TEXT START

Strong Lifts 5x5 does all that you're asking for.
posted by coryinabox at 2:39 PM on June 30, 2009

You don't have a squat rack, otherwise I'd second Strong Lifts 5x5.
There's also P90x that does a good job.
posted by aeighty at 2:50 PM on June 30, 2009

aeighty: "You don't have a squat rack, otherwise I'd second Strong Lifts 5x5.
There's also P90x that does a good job.

Yea that p90x is a good one to use. I have it and it seems to be pretty good.
posted by Gravitus at 3:08 PM on June 30, 2009

Get some deadlifts in there to cover your back and legs. To hit more big muscle groups, dumbbell snatches and swings and presses will help.
posted by ignignokt at 4:41 PM on June 30, 2009

i'd recommend the turbulence training program, which is designed to be done 3 days/week with minimal home equipment. the workouts often include a swiss ball, but you could modify those exercises. i've been using various TT programs since the beginning of the year and i find them really fun and well-designed, using primarily functional multi-muscle exercises. i'm getting good results strengthwise (and i am an acrobat, so i was already strong.)
you can buy a whole package of workouts or get them individually at http://www.turbulencetraining.com/workouts/
the web site is very trashy and e-marketing-y, but i promise it's a good product. google "turbulence training sample" and you can probably find a 4-week program to download for free to get started.
posted by nevers at 6:39 PM on June 30, 2009

Best answer: Starting Strength (there's also a book) would be ideal for you if you had access to a squat rack, and with that in mind, I strongly recommend you get a squat rack, or squat rack alternative. Squats are so incredibly beneficial to so much of your body, I can't imagine doing a serious lifting program without them.

TEXT END

Copy the forum thread above word for word, from "posted by Gravitus" to "presses will help.".

SUPPLIED DATA START

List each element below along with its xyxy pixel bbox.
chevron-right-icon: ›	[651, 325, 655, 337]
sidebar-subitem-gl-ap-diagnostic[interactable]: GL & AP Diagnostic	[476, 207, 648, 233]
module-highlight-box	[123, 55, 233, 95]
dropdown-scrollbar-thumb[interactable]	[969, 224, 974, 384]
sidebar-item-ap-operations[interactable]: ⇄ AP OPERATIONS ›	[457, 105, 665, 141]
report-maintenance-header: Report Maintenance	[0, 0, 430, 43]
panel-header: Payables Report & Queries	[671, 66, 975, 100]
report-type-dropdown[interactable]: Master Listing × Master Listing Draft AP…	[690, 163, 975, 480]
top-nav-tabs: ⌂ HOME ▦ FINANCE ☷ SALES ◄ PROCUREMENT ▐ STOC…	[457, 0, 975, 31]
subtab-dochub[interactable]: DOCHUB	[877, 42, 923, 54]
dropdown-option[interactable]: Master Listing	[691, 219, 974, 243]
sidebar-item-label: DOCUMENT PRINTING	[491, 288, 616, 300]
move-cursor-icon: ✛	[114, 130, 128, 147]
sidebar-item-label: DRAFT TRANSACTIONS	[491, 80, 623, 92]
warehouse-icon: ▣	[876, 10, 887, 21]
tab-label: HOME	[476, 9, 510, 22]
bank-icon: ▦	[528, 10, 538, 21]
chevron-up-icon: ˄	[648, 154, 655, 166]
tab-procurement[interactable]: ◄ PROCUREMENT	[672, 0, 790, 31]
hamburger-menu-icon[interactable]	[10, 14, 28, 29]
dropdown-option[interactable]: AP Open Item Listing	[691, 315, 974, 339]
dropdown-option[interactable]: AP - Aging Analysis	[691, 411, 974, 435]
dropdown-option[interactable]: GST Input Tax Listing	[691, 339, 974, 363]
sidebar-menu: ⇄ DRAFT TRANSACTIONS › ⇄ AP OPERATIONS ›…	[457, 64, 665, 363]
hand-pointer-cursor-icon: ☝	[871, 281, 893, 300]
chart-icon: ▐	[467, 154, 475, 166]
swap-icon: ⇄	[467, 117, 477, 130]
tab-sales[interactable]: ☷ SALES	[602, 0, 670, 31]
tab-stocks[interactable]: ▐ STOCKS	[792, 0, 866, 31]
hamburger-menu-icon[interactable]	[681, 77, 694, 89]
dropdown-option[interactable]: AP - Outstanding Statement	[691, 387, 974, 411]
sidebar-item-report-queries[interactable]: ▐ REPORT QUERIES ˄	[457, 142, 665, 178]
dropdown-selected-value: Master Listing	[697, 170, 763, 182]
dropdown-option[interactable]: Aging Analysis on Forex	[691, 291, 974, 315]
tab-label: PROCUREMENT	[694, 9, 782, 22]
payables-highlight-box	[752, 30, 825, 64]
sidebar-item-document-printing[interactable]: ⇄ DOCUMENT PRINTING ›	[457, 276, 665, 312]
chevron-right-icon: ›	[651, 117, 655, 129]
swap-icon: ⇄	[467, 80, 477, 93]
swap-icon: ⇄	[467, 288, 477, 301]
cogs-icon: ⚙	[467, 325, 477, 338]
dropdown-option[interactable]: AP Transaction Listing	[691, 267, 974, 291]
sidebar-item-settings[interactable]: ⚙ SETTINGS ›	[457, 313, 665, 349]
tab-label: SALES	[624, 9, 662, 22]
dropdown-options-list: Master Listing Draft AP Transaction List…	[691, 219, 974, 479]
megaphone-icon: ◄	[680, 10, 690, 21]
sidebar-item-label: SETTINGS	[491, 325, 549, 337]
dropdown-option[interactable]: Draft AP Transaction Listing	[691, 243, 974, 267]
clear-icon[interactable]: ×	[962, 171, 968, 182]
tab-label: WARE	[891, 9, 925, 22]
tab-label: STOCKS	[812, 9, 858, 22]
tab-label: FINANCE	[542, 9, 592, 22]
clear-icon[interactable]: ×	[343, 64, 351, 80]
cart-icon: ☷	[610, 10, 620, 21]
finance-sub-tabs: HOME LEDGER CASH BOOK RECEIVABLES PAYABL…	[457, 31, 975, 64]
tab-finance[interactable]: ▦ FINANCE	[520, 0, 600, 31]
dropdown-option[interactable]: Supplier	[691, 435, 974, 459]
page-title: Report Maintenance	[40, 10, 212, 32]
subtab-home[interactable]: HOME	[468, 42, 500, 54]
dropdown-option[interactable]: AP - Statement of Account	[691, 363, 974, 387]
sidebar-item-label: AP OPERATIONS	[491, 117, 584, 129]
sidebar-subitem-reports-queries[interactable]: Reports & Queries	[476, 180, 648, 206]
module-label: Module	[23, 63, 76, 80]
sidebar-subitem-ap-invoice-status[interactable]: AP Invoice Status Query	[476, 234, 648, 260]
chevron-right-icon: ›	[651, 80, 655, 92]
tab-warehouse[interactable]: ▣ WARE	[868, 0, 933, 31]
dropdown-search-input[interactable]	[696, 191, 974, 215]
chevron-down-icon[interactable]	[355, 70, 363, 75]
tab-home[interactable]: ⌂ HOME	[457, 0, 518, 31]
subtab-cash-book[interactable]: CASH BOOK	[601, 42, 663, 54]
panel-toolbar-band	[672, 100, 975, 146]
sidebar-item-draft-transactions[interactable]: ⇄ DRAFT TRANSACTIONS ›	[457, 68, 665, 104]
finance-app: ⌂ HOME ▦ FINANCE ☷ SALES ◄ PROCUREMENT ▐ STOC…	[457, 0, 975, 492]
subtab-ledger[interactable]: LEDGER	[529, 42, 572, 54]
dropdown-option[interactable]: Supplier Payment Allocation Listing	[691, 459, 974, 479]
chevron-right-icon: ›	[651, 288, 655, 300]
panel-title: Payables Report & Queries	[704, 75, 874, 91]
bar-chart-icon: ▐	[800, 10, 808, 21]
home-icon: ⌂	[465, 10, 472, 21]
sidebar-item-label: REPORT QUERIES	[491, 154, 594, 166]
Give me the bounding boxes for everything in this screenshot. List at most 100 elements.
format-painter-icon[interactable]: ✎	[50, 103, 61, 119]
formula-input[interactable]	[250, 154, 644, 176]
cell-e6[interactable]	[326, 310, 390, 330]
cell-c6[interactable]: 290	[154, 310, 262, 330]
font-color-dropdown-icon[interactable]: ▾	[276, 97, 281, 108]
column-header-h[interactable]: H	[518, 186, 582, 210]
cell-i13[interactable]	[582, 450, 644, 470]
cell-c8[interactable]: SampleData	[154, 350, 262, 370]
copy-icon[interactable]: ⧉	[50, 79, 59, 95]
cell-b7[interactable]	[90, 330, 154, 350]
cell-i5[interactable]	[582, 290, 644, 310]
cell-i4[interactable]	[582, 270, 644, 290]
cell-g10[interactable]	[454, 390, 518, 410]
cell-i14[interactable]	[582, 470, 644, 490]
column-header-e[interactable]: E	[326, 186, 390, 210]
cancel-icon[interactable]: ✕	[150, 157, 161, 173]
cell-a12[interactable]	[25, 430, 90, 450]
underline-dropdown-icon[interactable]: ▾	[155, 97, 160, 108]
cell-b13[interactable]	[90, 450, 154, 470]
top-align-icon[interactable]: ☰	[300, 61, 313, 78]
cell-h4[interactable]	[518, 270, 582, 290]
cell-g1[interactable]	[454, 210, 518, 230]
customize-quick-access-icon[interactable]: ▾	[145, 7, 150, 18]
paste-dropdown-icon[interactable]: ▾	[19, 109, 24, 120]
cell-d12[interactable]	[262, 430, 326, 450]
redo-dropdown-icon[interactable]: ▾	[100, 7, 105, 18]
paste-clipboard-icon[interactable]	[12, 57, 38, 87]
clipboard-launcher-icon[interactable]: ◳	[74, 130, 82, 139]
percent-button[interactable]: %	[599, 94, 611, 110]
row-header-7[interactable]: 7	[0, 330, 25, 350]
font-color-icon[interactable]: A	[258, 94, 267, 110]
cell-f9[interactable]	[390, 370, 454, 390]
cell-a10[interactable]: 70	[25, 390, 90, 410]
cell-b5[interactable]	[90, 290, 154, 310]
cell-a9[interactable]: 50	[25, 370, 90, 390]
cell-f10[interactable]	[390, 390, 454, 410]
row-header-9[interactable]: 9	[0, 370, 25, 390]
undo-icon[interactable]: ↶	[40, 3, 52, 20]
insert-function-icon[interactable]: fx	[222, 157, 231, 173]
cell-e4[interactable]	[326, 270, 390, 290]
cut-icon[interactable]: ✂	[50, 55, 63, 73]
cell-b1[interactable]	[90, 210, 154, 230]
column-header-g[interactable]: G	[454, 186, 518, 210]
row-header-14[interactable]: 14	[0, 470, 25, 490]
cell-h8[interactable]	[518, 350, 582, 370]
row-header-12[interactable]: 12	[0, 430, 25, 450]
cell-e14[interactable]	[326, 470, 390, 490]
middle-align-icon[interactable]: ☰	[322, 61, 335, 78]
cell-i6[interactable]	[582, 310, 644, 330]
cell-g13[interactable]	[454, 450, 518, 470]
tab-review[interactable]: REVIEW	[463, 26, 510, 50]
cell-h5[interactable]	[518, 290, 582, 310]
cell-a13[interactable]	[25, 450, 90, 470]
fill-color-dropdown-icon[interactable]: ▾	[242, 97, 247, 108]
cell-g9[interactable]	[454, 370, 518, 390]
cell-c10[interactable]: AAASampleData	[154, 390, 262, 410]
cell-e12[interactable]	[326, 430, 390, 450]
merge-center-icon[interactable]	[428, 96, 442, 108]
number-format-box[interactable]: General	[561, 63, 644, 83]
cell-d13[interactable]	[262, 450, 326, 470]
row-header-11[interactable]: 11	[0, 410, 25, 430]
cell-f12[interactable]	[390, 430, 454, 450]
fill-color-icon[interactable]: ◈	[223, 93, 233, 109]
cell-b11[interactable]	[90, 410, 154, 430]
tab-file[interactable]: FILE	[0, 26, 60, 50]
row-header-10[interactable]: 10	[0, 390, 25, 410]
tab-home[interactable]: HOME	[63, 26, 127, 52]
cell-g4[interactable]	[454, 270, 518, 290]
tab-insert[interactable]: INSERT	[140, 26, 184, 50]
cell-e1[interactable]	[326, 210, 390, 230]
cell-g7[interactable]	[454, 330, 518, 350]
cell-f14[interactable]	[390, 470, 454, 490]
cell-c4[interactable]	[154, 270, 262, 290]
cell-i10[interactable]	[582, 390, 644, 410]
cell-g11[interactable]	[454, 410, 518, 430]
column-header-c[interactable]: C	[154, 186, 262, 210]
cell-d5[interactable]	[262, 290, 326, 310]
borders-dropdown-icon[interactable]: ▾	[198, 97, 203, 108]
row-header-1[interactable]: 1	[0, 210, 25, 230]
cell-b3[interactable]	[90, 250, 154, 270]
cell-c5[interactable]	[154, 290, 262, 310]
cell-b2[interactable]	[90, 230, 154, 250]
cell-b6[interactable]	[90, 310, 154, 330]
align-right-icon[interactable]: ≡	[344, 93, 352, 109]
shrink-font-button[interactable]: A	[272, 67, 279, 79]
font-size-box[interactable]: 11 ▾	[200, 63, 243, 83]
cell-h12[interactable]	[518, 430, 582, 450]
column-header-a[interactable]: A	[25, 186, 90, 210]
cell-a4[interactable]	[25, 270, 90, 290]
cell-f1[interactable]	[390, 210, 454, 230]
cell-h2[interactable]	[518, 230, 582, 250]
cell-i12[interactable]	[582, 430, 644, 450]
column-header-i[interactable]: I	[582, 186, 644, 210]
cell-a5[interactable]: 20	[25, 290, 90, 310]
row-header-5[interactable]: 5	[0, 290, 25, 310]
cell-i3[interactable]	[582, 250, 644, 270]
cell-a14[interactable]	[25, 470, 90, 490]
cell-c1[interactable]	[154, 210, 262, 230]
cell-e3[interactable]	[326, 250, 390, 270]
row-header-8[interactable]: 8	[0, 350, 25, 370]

SUPPLIED DATA END

OUTPUT:
posted by Gravitus at 3:08 PM on June 30, 2009

Get some deadlifts in there to cover your back and legs. To hit more big muscle groups, dumbbell snatches and swings and presses will help.